Exercise
Return each line of the data below verbatim; pictures are to be left out.
--- Start Data in this exercise ---
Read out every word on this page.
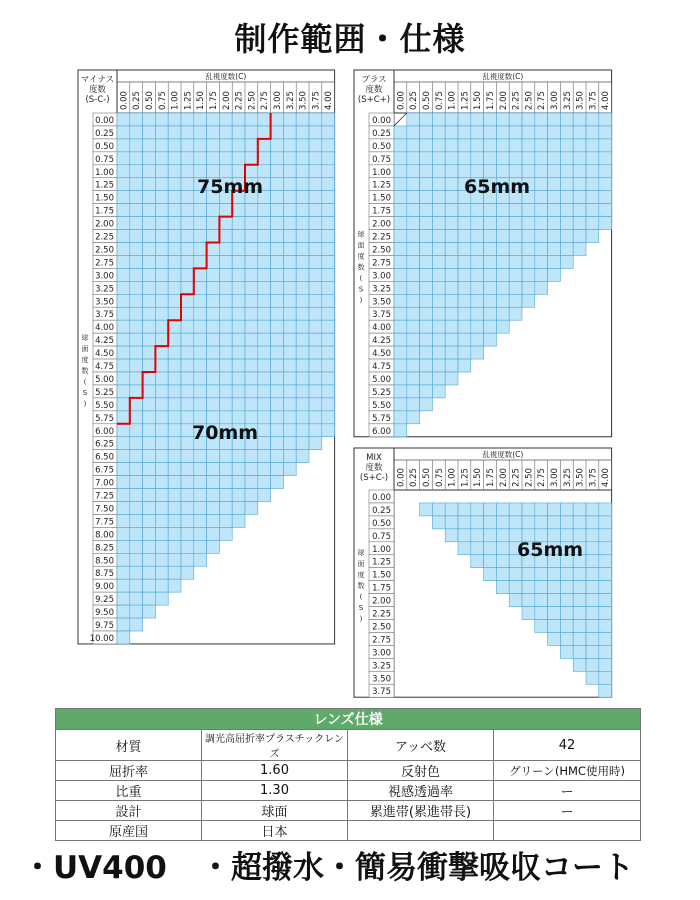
制作範囲・仕様
マイナス
度数
(S-C-)
乱視度数(C)
0.00 0.25 0.50 0.75 1.00 1.25 1.50 1.75 2.00 2.25 2.50 2.75 3.00 3.25 3.50 3.75 4.00
球
面
度
数
(
S
)
0.00
0.25
0.50
0.75
1.00
1.25
1.50
1.75
2.00
2.25
2.50
2.75
3.00
3.25
3.50
3.75
4.00
4.25
4.50
4.75
5.00
5.25
5.50
5.75
6.00
6.25
6.50
6.75
7.00
7.25
7.50
7.75
8.00
8.25
8.50
8.75
9.00
9.25
9.50
9.75
10.00
75mm
70mm
プラス
度数
(S+C+)
乱視度数(C)
0.00 0.25 0.50 0.75 1.00 1.25 1.50 1.75 2.00 2.25 2.50 2.75 3.00 3.25 3.50 3.75 4.00
球
面
度
数
(
S
)
0.00
0.25
0.50
0.75
1.00
1.25
1.50
1.75
2.00
2.25
2.50
2.75
3.00
3.25
3.50
3.75
4.00
4.25
4.50
4.75
5.00
5.25
5.50
5.75
6.00
65mm
MIX
度数
(S+C-)
乱視度数(C)
0.00 0.25 0.50 0.75 1.00 1.25 1.50 1.75 2.00 2.25 2.50 2.75 3.00 3.25 3.50 3.75 4.00
球
面
度
数
(
S
)
0.00
0.25
0.50
0.75
1.00
1.25
1.50
1.75
2.00
2.25
2.50
2.75
3.00
3.25
3.50
3.75
65mm
レンズ仕様			
材質	調光高屈折率プラスチックレンズ	アッベ数	42
屈折率	1.60	反射色	グリーン(HMC使用時)
比重	1.30	視感透過率	ー
設計	球面	累進帯(累進帯長)	ー
原産国	日本		
・UV400 ・超撥水・簡易衝撃吸収コート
--- End Data in this exercise ---
Output for this exercise
Read out every word on this page.
制作範囲・仕様
マイナス
度数
(S-C-)
乱視度数(C)
0.00 0.25 0.50 0.75 1.00 1.25 1.50 1.75 2.00 2.25 2.50 2.75 3.00 3.25 3.50 3.75 4.00
球
面
度
数
(
S
)
0.00
0.25
0.50
0.75
1.00
1.25
1.50
1.75
2.00
2.25
2.50
2.75
3.00
3.25
3.50
3.75
4.00
4.25
4.50
4.75
5.00
5.25
5.50
5.75
6.00
6.25
6.50
6.75
7.00
7.25
7.50
7.75
8.00
8.25
8.50
8.75
9.00
9.25
9.50
9.75
10.00
75mm
70mm
プラス
度数
(S+C+)
乱視度数(C)
0.00 0.25 0.50 0.75 1.00 1.25 1.50 1.75 2.00 2.25 2.50 2.75 3.00 3.25 3.50 3.75 4.00
球
面
度
数
(
S
)
0.00
0.25
0.50
0.75
1.00
1.25
1.50
1.75
2.00
2.25
2.50
2.75
3.00
3.25
3.50
3.75
4.00
4.25
4.50
4.75
5.00
5.25
5.50
5.75
6.00
65mm
MIX
度数
(S+C-)
乱視度数(C)
0.00 0.25 0.50 0.75 1.00 1.25 1.50 1.75 2.00 2.25 2.50 2.75 3.00 3.25 3.50 3.75 4.00
球
面
度
数
(
S
)
0.00
0.25
0.50
0.75
1.00
1.25
1.50
1.75
2.00
2.25
2.50
2.75
3.00
3.25
3.50
3.75
65mm
レンズ仕様			
材質	調光高屈折率プラスチックレンズ	アッベ数	42
屈折率	1.60	反射色	グリーン(HMC使用時)
比重	1.30	視感透過率	ー
設計	球面	累進帯(累進帯長)	ー
原産国	日本		
・UV400 ・超撥水・簡易衝撃吸収コート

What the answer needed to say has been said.